* _Task requirements_:
What follows is a set of entries. Repeat them exactly, but not their pictures.

Collected data entries
-*-
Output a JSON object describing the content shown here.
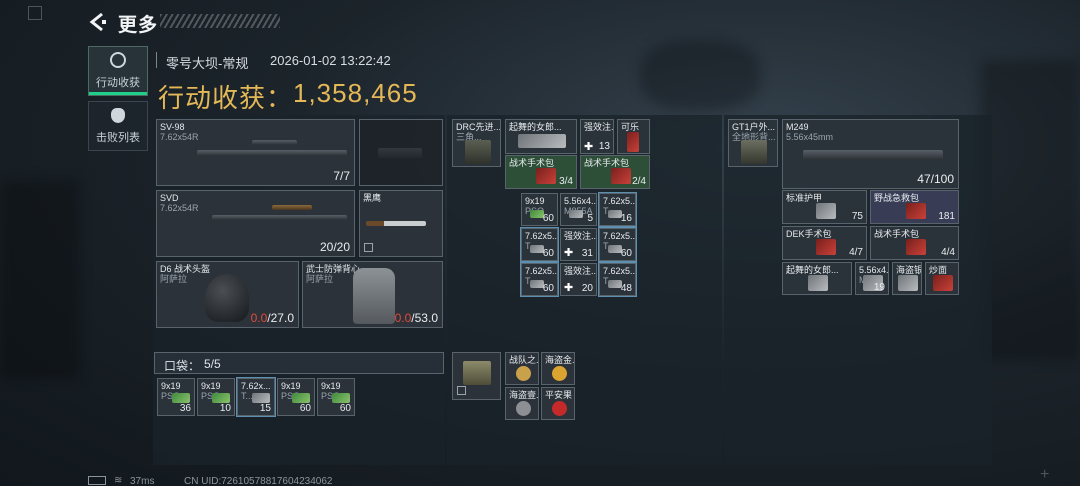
{
  "header": {
    "title": "更多"
  },
  "tabs": [
    {
      "label": "行动收获",
      "active": true,
      "icon": "target-icon"
    },
    {
      "label": "击败列表",
      "active": false,
      "icon": "skull-icon"
    }
  ],
  "match": {
    "map": "零号大坝-常规",
    "datetime": "2026-01-02 13:22:42"
  },
  "hauls": {
    "label": "行动收获：",
    "value": "1,358,465"
  },
  "loadout": {
    "primary": {
      "name": "SV-98",
      "caliber": "7.62x54R",
      "count": "7/7"
    },
    "secondary": {
      "name": "SVD",
      "caliber": "7.62x54R",
      "count": "20/20"
    },
    "melee": {
      "name": "黑鹰"
    },
    "helmet": {
      "name": "D6 战术头盔",
      "brand": "阿萨拉",
      "durability_current": "0.0",
      "durability_max": "/27.0"
    },
    "armor": {
      "name": "武士防弹背心",
      "brand": "阿萨拉",
      "durability_current": "0.0",
      "durability_max": "/53.0"
    }
  },
  "pocket": {
    "label": "口袋：",
    "capacity": "5/5",
    "items": [
      {
        "name": "9x19",
        "sub": "PSO",
        "count": "36"
      },
      {
        "name": "9x19",
        "sub": "PSO",
        "count": "10"
      },
      {
        "name": "7.62x...",
        "sub": "T...",
        "count": "15"
      },
      {
        "name": "9x19",
        "sub": "PSO",
        "count": "60"
      },
      {
        "name": "9x19",
        "sub": "PSO",
        "count": "60"
      }
    ]
  },
  "chest_rig": {
    "name": "DRC先进...",
    "sub": "三角..."
  },
  "rig_items": [
    {
      "name": "起舞的女郎...",
      "count": ""
    },
    {
      "name": "强效注...",
      "count": "13"
    },
    {
      "name": "可乐",
      "count": ""
    },
    {
      "name": "战术手术包",
      "count": "3/4"
    },
    {
      "name": "战术手术包",
      "count": "2/4"
    }
  ],
  "ammo_grid": [
    {
      "name": "9x19",
      "sub": "PSO",
      "count": "60"
    },
    {
      "name": "5.56x4...",
      "sub": "M855A",
      "count": "5"
    },
    {
      "name": "7.62x5...",
      "sub": "T...",
      "count": "16"
    },
    {
      "name": "7.62x5...",
      "sub": "T...",
      "count": "60"
    },
    {
      "name": "强效注...",
      "sub": "",
      "count": "31"
    },
    {
      "name": "7.62x5...",
      "sub": "T...",
      "count": "60"
    },
    {
      "name": "7.62x5...",
      "sub": "T...",
      "count": "60"
    },
    {
      "name": "强效注...",
      "sub": "",
      "count": "20"
    },
    {
      "name": "7.62x5...",
      "sub": "T...",
      "count": "48"
    }
  ],
  "safe_box": {
    "items": [
      {
        "name": "战队之...",
        "count": ""
      },
      {
        "name": "海盗金...",
        "count": ""
      },
      {
        "name": "海盗壹...",
        "count": ""
      },
      {
        "name": "平安果",
        "count": ""
      }
    ]
  },
  "backpack": {
    "name": "GT1户外...",
    "sub": "全地形背..."
  },
  "backpack_gun": {
    "name": "M249",
    "caliber": "5.56x45mm",
    "count": "47/100"
  },
  "backpack_items": [
    {
      "name": "标准护甲",
      "count": "75"
    },
    {
      "name": "野战急救包",
      "count": "181"
    },
    {
      "name": "DEK手术包",
      "count": "4/7"
    },
    {
      "name": "战术手术包",
      "count": "4/4"
    },
    {
      "name": "起舞的女郎...",
      "count": ""
    },
    {
      "name": "5.56x4...",
      "sub": "M855",
      "count": "19"
    },
    {
      "name": "海盗银...",
      "count": ""
    },
    {
      "name": "炒面",
      "count": ""
    }
  ],
  "footer": {
    "ping": "37ms",
    "uid": "CN UID:7261057881760423406​2"
  }
}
-*-
* _Reply_:
Output a JSON object describing the content shown here.
{
  "header": {
    "title": "更多"
  },
  "tabs": [
    {
      "label": "行动收获",
      "active": true,
      "icon": "target-icon"
    },
    {
      "label": "击败列表",
      "active": false,
      "icon": "skull-icon"
    }
  ],
  "match": {
    "map": "零号大坝-常规",
    "datetime": "2026-01-02 13:22:42"
  },
  "hauls": {
    "label": "行动收获：",
    "value": "1,358,465"
  },
  "loadout": {
    "primary": {
      "name": "SV-98",
      "caliber": "7.62x54R",
      "count": "7/7"
    },
    "secondary": {
      "name": "SVD",
      "caliber": "7.62x54R",
      "count": "20/20"
    },
    "melee": {
      "name": "黑鹰"
    },
    "helmet": {
      "name": "D6 战术头盔",
      "brand": "阿萨拉",
      "durability_current": "0.0",
      "durability_max": "/27.0"
    },
    "armor": {
      "name": "武士防弹背心",
      "brand": "阿萨拉",
      "durability_current": "0.0",
      "durability_max": "/53.0"
    }
  },
  "pocket": {
    "label": "口袋：",
    "capacity": "5/5",
    "items": [
      {
        "name": "9x19",
        "sub": "PSO",
        "count": "36"
      },
      {
        "name": "9x19",
        "sub": "PSO",
        "count": "10"
      },
      {
        "name": "7.62x...",
        "sub": "T...",
        "count": "15"
      },
      {
        "name": "9x19",
        "sub": "PSO",
        "count": "60"
      },
      {
        "name": "9x19",
        "sub": "PSO",
        "count": "60"
      }
    ]
  },
  "chest_rig": {
    "name": "DRC先进...",
    "sub": "三角..."
  },
  "rig_items": [
    {
      "name": "起舞的女郎...",
      "count": ""
    },
    {
      "name": "强效注...",
      "count": "13"
    },
    {
      "name": "可乐",
      "count": ""
    },
    {
      "name": "战术手术包",
      "count": "3/4"
    },
    {
      "name": "战术手术包",
      "count": "2/4"
    }
  ],
  "ammo_grid": [
    {
      "name": "9x19",
      "sub": "PSO",
      "count": "60"
    },
    {
      "name": "5.56x4...",
      "sub": "M855A",
      "count": "5"
    },
    {
      "name": "7.62x5...",
      "sub": "T...",
      "count": "16"
    },
    {
      "name": "7.62x5...",
      "sub": "T...",
      "count": "60"
    },
    {
      "name": "强效注...",
      "sub": "",
      "count": "31"
    },
    {
      "name": "7.62x5...",
      "sub": "T...",
      "count": "60"
    },
    {
      "name": "7.62x5...",
      "sub": "T...",
      "count": "60"
    },
    {
      "name": "强效注...",
      "sub": "",
      "count": "20"
    },
    {
      "name": "7.62x5...",
      "sub": "T...",
      "count": "48"
    }
  ],
  "safe_box": {
    "items": [
      {
        "name": "战队之...",
        "count": ""
      },
      {
        "name": "海盗金...",
        "count": ""
      },
      {
        "name": "海盗壹...",
        "count": ""
      },
      {
        "name": "平安果",
        "count": ""
      }
    ]
  },
  "backpack": {
    "name": "GT1户外...",
    "sub": "全地形背..."
  },
  "backpack_gun": {
    "name": "M249",
    "caliber": "5.56x45mm",
    "count": "47/100"
  },
  "backpack_items": [
    {
      "name": "标准护甲",
      "count": "75"
    },
    {
      "name": "野战急救包",
      "count": "181"
    },
    {
      "name": "DEK手术包",
      "count": "4/7"
    },
    {
      "name": "战术手术包",
      "count": "4/4"
    },
    {
      "name": "起舞的女郎...",
      "count": ""
    },
    {
      "name": "5.56x4...",
      "sub": "M855",
      "count": "19"
    },
    {
      "name": "海盗银...",
      "count": ""
    },
    {
      "name": "炒面",
      "count": ""
    }
  ],
  "footer": {
    "ping": "37ms",
    "uid": "CN UID:7261057881760423406​2"
  }
}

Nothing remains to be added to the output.